Exercise directions | Restate every line of the material, word for word.

Exercise data |
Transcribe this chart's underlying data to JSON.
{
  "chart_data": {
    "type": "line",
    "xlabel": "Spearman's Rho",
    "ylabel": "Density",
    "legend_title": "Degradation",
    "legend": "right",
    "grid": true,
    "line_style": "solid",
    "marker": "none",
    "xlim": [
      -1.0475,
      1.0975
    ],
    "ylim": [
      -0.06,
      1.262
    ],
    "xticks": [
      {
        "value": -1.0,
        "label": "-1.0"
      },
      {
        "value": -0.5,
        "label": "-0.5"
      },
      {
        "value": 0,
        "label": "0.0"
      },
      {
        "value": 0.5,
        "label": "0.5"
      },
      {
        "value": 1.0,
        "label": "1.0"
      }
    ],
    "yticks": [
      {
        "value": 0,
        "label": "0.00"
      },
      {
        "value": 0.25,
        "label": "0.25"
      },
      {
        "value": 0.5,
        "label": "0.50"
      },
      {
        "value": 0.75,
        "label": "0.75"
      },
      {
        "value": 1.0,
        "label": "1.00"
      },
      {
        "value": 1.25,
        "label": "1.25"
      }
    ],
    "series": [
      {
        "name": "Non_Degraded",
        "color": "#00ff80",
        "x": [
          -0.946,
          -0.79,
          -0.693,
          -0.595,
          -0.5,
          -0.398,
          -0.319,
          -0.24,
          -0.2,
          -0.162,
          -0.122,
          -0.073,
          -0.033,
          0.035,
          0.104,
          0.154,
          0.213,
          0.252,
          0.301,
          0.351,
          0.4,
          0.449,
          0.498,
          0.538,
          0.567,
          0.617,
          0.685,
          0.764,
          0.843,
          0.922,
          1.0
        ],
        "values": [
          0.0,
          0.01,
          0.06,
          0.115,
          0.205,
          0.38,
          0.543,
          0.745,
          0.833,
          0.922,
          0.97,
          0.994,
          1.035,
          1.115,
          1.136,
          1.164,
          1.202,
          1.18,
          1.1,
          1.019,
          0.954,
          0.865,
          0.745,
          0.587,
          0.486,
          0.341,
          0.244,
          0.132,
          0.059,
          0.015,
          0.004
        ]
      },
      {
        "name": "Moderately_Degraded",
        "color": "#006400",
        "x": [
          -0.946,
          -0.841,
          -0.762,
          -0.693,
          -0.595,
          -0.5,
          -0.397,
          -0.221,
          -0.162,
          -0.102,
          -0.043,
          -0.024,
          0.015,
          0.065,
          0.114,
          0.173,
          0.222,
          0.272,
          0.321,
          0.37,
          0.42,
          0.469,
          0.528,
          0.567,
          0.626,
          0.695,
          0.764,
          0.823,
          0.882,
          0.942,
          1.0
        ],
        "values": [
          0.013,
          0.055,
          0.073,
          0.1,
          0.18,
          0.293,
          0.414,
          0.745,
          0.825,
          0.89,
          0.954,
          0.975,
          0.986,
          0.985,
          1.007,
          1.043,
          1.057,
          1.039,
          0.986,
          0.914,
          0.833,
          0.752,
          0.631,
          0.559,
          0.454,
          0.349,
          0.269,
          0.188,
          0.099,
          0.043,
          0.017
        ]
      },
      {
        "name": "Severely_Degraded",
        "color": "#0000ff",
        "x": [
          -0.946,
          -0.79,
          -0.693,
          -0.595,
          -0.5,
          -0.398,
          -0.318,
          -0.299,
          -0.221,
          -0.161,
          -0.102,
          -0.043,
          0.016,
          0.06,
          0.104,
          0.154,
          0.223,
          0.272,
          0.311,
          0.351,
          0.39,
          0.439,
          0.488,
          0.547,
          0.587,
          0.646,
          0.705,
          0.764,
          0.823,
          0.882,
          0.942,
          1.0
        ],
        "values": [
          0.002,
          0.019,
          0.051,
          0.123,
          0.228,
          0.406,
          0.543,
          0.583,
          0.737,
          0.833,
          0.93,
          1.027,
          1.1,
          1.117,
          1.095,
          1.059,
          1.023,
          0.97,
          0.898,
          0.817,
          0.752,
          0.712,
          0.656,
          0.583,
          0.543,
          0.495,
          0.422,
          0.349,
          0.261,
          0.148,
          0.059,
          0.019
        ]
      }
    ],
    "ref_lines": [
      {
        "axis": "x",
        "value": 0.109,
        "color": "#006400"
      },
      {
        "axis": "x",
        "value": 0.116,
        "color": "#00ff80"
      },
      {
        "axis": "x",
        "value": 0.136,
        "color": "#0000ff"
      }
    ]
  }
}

Task result |
Transcribe this chart's underlying data to JSON.
{
  "chart_data": {
    "type": "line",
    "xlabel": "Spearman's Rho",
    "ylabel": "Density",
    "legend_title": "Degradation",
    "legend": "right",
    "grid": true,
    "line_style": "solid",
    "marker": "none",
    "xlim": [
      -1.0475,
      1.0975
    ],
    "ylim": [
      -0.06,
      1.262
    ],
    "xticks": [
      {
        "value": -1.0,
        "label": "-1.0"
      },
      {
        "value": -0.5,
        "label": "-0.5"
      },
      {
        "value": 0,
        "label": "0.0"
      },
      {
        "value": 0.5,
        "label": "0.5"
      },
      {
        "value": 1.0,
        "label": "1.0"
      }
    ],
    "yticks": [
      {
        "value": 0,
        "label": "0.00"
      },
      {
        "value": 0.25,
        "label": "0.25"
      },
      {
        "value": 0.5,
        "label": "0.50"
      },
      {
        "value": 0.75,
        "label": "0.75"
      },
      {
        "value": 1.0,
        "label": "1.00"
      },
      {
        "value": 1.25,
        "label": "1.25"
      }
    ],
    "series": [
      {
        "name": "Non_Degraded",
        "color": "#00ff80",
        "x": [
          -0.946,
          -0.79,
          -0.693,
          -0.595,
          -0.5,
          -0.398,
          -0.319,
          -0.24,
          -0.2,
          -0.162,
          -0.122,
          -0.073,
          -0.033,
          0.035,
          0.104,
          0.154,
          0.213,
          0.252,
          0.301,
          0.351,
          0.4,
          0.449,
          0.498,
          0.538,
          0.567,
          0.617,
          0.685,
          0.764,
          0.843,
          0.922,
          1.0
        ],
        "values": [
          0.0,
          0.01,
          0.06,
          0.115,
          0.205,
          0.38,
          0.543,
          0.745,
          0.833,
          0.922,
          0.97,
          0.994,
          1.035,
          1.115,
          1.136,
          1.164,
          1.202,
          1.18,
          1.1,
          1.019,
          0.954,
          0.865,
          0.745,
          0.587,
          0.486,
          0.341,
          0.244,
          0.132,
          0.059,
          0.015,
          0.004
        ]
      },
      {
        "name": "Moderately_Degraded",
        "color": "#006400",
        "x": [
          -0.946,
          -0.841,
          -0.762,
          -0.693,
          -0.595,
          -0.5,
          -0.397,
          -0.221,
          -0.162,
          -0.102,
          -0.043,
          -0.024,
          0.015,
          0.065,
          0.114,
          0.173,
          0.222,
          0.272,
          0.321,
          0.37,
          0.42,
          0.469,
          0.528,
          0.567,
          0.626,
          0.695,
          0.764,
          0.823,
          0.882,
          0.942,
          1.0
        ],
        "values": [
          0.013,
          0.055,
          0.073,
          0.1,
          0.18,
          0.293,
          0.414,
          0.745,
          0.825,
          0.89,
          0.954,
          0.975,
          0.986,
          0.985,
          1.007,
          1.043,
          1.057,
          1.039,
          0.986,
          0.914,
          0.833,
          0.752,
          0.631,
          0.559,
          0.454,
          0.349,
          0.269,
          0.188,
          0.099,
          0.043,
          0.017
        ]
      },
      {
        "name": "Severely_Degraded",
        "color": "#0000ff",
        "x": [
          -0.946,
          -0.79,
          -0.693,
          -0.595,
          -0.5,
          -0.398,
          -0.318,
          -0.299,
          -0.221,
          -0.161,
          -0.102,
          -0.043,
          0.016,
          0.06,
          0.104,
          0.154,
          0.223,
          0.272,
          0.311,
          0.351,
          0.39,
          0.439,
          0.488,
          0.547,
          0.587,
          0.646,
          0.705,
          0.764,
          0.823,
          0.882,
          0.942,
          1.0
        ],
        "values": [
          0.002,
          0.019,
          0.051,
          0.123,
          0.228,
          0.406,
          0.543,
          0.583,
          0.737,
          0.833,
          0.93,
          1.027,
          1.1,
          1.117,
          1.095,
          1.059,
          1.023,
          0.97,
          0.898,
          0.817,
          0.752,
          0.712,
          0.656,
          0.583,
          0.543,
          0.495,
          0.422,
          0.349,
          0.261,
          0.148,
          0.059,
          0.019
        ]
      }
    ],
    "ref_lines": [
      {
        "axis": "x",
        "value": 0.109,
        "color": "#006400"
      },
      {
        "axis": "x",
        "value": 0.116,
        "color": "#00ff80"
      },
      {
        "axis": "x",
        "value": 0.136,
        "color": "#0000ff"
      }
    ]
  }
}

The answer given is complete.